**The data**
§ §
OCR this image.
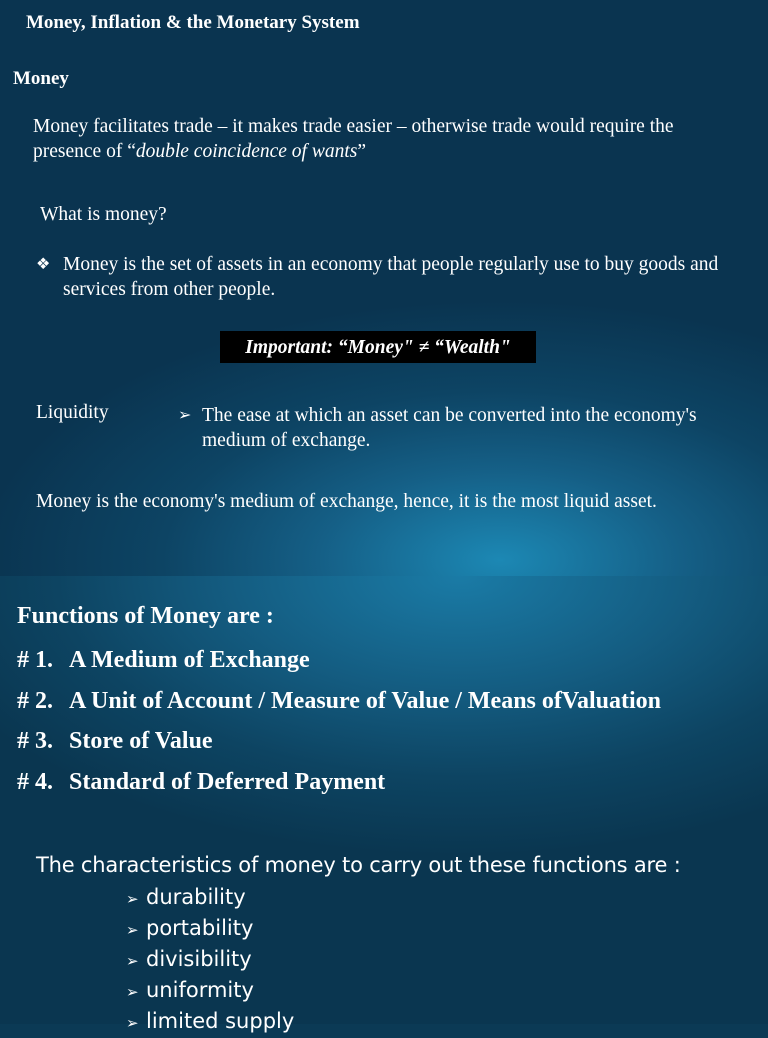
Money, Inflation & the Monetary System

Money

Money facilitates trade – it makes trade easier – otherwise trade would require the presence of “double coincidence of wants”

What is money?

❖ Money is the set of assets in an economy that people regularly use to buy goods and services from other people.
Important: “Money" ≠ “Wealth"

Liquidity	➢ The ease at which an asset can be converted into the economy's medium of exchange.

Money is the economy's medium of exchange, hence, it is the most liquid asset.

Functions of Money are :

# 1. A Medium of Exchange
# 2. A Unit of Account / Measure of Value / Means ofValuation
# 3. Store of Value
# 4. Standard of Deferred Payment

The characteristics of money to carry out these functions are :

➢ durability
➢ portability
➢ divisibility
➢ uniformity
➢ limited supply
§ §
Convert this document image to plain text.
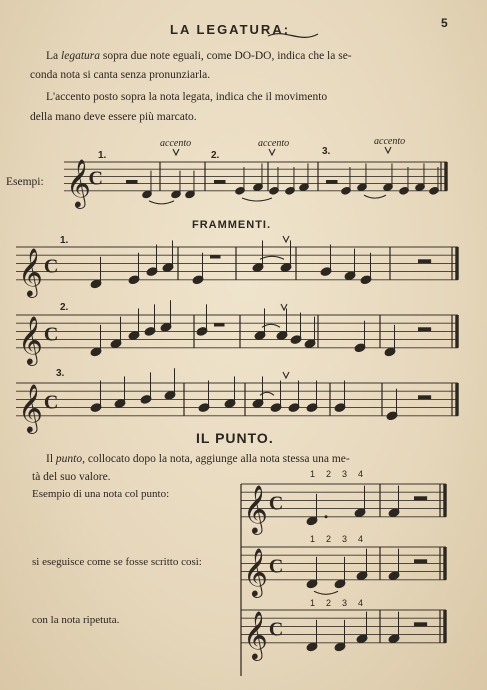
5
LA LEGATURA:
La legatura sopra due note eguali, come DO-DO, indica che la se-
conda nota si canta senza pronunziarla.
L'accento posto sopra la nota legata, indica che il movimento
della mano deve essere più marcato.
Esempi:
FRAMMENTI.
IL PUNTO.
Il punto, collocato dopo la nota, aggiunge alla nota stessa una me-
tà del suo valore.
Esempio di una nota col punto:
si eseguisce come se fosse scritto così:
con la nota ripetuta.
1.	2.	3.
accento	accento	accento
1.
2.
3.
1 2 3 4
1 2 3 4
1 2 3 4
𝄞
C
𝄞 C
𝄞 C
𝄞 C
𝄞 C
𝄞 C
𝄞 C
§ §
Find the string "indica" in the listing and return every line that holds it.

**Output**
La legatura sopra due note eguali, come DO-DO, indica che la se-
L'accento posto sopra la nota legata, indica che il movimento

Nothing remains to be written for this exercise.